Return the full material exactly.

> _Saved data entries_
◇ ◇ ◇ ◇
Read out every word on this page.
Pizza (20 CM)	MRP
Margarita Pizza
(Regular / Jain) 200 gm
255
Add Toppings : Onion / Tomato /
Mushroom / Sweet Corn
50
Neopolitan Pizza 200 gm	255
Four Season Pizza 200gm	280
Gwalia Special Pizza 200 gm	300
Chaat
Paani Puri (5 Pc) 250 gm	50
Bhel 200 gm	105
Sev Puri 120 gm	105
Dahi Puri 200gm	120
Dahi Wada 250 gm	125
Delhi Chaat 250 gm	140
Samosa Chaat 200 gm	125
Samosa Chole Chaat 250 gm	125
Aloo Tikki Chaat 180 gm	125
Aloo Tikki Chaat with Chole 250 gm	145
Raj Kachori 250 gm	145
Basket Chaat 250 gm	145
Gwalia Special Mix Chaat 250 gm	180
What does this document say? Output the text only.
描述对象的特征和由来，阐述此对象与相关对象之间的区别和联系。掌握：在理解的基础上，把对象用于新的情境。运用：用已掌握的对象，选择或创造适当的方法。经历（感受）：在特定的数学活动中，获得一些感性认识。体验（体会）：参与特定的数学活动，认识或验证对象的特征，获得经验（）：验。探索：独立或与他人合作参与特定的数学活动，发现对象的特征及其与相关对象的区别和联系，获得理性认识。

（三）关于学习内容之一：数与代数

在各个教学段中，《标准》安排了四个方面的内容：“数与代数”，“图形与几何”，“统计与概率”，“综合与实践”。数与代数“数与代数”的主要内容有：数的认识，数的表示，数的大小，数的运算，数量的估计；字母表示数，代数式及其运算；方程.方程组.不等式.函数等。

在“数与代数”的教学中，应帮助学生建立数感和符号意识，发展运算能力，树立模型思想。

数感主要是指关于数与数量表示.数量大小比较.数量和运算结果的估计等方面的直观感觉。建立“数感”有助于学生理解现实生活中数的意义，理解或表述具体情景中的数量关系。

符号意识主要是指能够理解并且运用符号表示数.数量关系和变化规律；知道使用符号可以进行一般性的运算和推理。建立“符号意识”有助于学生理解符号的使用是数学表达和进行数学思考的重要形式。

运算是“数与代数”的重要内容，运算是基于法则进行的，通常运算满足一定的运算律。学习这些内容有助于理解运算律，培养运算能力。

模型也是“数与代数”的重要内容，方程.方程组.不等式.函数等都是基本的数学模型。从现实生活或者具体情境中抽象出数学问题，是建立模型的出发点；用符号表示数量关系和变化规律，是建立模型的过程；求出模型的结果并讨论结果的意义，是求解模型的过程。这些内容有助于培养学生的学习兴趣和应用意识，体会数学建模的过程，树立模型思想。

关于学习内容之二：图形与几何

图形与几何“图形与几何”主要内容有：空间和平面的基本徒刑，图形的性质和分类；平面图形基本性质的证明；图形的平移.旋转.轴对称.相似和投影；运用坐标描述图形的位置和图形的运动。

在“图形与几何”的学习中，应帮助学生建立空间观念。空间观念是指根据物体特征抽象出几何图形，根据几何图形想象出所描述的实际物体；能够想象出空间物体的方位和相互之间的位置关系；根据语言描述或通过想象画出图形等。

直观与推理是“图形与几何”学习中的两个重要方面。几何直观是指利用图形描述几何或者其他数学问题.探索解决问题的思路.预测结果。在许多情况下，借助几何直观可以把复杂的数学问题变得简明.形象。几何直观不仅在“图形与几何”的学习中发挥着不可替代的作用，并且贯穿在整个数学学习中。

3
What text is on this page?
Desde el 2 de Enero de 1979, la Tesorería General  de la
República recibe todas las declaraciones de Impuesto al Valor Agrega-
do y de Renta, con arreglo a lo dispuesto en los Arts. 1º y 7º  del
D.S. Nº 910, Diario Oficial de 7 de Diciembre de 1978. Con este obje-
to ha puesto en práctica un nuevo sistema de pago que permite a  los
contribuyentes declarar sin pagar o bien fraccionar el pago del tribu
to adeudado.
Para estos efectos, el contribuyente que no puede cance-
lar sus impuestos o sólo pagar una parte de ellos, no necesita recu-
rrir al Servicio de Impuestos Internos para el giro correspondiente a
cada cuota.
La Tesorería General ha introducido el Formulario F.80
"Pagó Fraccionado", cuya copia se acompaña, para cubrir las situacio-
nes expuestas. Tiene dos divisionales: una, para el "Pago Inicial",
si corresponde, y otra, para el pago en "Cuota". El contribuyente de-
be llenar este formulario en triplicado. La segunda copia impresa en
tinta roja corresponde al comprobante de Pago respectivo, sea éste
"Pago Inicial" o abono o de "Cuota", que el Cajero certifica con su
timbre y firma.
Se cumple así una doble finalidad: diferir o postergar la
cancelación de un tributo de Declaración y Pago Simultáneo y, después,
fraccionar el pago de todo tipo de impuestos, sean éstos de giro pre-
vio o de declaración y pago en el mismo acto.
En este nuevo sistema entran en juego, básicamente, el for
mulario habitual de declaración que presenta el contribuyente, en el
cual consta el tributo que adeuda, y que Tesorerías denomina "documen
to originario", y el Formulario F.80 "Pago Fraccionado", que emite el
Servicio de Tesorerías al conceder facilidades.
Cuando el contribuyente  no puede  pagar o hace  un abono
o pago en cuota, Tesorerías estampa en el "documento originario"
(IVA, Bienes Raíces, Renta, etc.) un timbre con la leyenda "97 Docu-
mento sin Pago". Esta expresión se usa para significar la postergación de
◇ ◇ ◇ ◇
> _SOLUTION TO THE PROBLEM_
Read out every word on this page.
Pizza (20 CM)	MRP
Margarita Pizza
(Regular / Jain) 200 gm
255
Add Toppings : Onion / Tomato /
Mushroom / Sweet Corn
50
Neopolitan Pizza 200 gm	255
Four Season Pizza 200gm	280
Gwalia Special Pizza 200 gm	300
Chaat
Paani Puri (5 Pc) 250 gm	50
Bhel 200 gm	105
Sev Puri 120 gm	105
Dahi Puri 200gm	120
Dahi Wada 250 gm	125
Delhi Chaat 250 gm	140
Samosa Chaat 200 gm	125
Samosa Chole Chaat 250 gm	125
Aloo Tikki Chaat 180 gm	125
Aloo Tikki Chaat with Chole 250 gm	145
Raj Kachori 250 gm	145
Basket Chaat 250 gm	145
Gwalia Special Mix Chaat 250 gm	180
What does this document say? Output the text only.
描述对象的特征和由来，阐述此对象与相关对象之间的区别和联系。掌握：在理解的基础上，把对象用于新的情境。运用：用已掌握的对象，选择或创造适当的方法。经历（感受）：在特定的数学活动中，获得一些感性认识。体验（体会）：参与特定的数学活动，认识或验证对象的特征，获得经验（）：验。探索：独立或与他人合作参与特定的数学活动，发现对象的特征及其与相关对象的区别和联系，获得理性认识。

（三）关于学习内容之一：数与代数

在各个教学段中，《标准》安排了四个方面的内容：“数与代数”，“图形与几何”，“统计与概率”，“综合与实践”。数与代数“数与代数”的主要内容有：数的认识，数的表示，数的大小，数的运算，数量的估计；字母表示数，代数式及其运算；方程.方程组.不等式.函数等。

在“数与代数”的教学中，应帮助学生建立数感和符号意识，发展运算能力，树立模型思想。

数感主要是指关于数与数量表示.数量大小比较.数量和运算结果的估计等方面的直观感觉。建立“数感”有助于学生理解现实生活中数的意义，理解或表述具体情景中的数量关系。

符号意识主要是指能够理解并且运用符号表示数.数量关系和变化规律；知道使用符号可以进行一般性的运算和推理。建立“符号意识”有助于学生理解符号的使用是数学表达和进行数学思考的重要形式。

运算是“数与代数”的重要内容，运算是基于法则进行的，通常运算满足一定的运算律。学习这些内容有助于理解运算律，培养运算能力。

模型也是“数与代数”的重要内容，方程.方程组.不等式.函数等都是基本的数学模型。从现实生活或者具体情境中抽象出数学问题，是建立模型的出发点；用符号表示数量关系和变化规律，是建立模型的过程；求出模型的结果并讨论结果的意义，是求解模型的过程。这些内容有助于培养学生的学习兴趣和应用意识，体会数学建模的过程，树立模型思想。

关于学习内容之二：图形与几何

图形与几何“图形与几何”主要内容有：空间和平面的基本徒刑，图形的性质和分类；平面图形基本性质的证明；图形的平移.旋转.轴对称.相似和投影；运用坐标描述图形的位置和图形的运动。

在“图形与几何”的学习中，应帮助学生建立空间观念。空间观念是指根据物体特征抽象出几何图形，根据几何图形想象出所描述的实际物体；能够想象出空间物体的方位和相互之间的位置关系；根据语言描述或通过想象画出图形等。

直观与推理是“图形与几何”学习中的两个重要方面。几何直观是指利用图形描述几何或者其他数学问题.探索解决问题的思路.预测结果。在许多情况下，借助几何直观可以把复杂的数学问题变得简明.形象。几何直观不仅在“图形与几何”的学习中发挥着不可替代的作用，并且贯穿在整个数学学习中。

3
What text is on this page?
Desde el 2 de Enero de 1979, la Tesorería General  de la
República recibe todas las declaraciones de Impuesto al Valor Agrega-
do y de Renta, con arreglo a lo dispuesto en los Arts. 1º y 7º  del
D.S. Nº 910, Diario Oficial de 7 de Diciembre de 1978. Con este obje-
to ha puesto en práctica un nuevo sistema de pago que permite a  los
contribuyentes declarar sin pagar o bien fraccionar el pago del tribu
to adeudado.
Para estos efectos, el contribuyente que no puede cance-
lar sus impuestos o sólo pagar una parte de ellos, no necesita recu-
rrir al Servicio de Impuestos Internos para el giro correspondiente a
cada cuota.
La Tesorería General ha introducido el Formulario F.80
"Pagó Fraccionado", cuya copia se acompaña, para cubrir las situacio-
nes expuestas. Tiene dos divisionales: una, para el "Pago Inicial",
si corresponde, y otra, para el pago en "Cuota". El contribuyente de-
be llenar este formulario en triplicado. La segunda copia impresa en
tinta roja corresponde al comprobante de Pago respectivo, sea éste
"Pago Inicial" o abono o de "Cuota", que el Cajero certifica con su
timbre y firma.
Se cumple así una doble finalidad: diferir o postergar la
cancelación de un tributo de Declaración y Pago Simultáneo y, después,
fraccionar el pago de todo tipo de impuestos, sean éstos de giro pre-
vio o de declaración y pago en el mismo acto.
En este nuevo sistema entran en juego, básicamente, el for
mulario habitual de declaración que presenta el contribuyente, en el
cual consta el tributo que adeuda, y que Tesorerías denomina "documen
to originario", y el Formulario F.80 "Pago Fraccionado", que emite el
Servicio de Tesorerías al conceder facilidades.
Cuando el contribuyente  no puede  pagar o hace  un abono
o pago en cuota, Tesorerías estampa en el "documento originario"
(IVA, Bienes Raíces, Renta, etc.) un timbre con la leyenda "97 Docu-
mento sin Pago". Esta expresión se usa para significar la postergación de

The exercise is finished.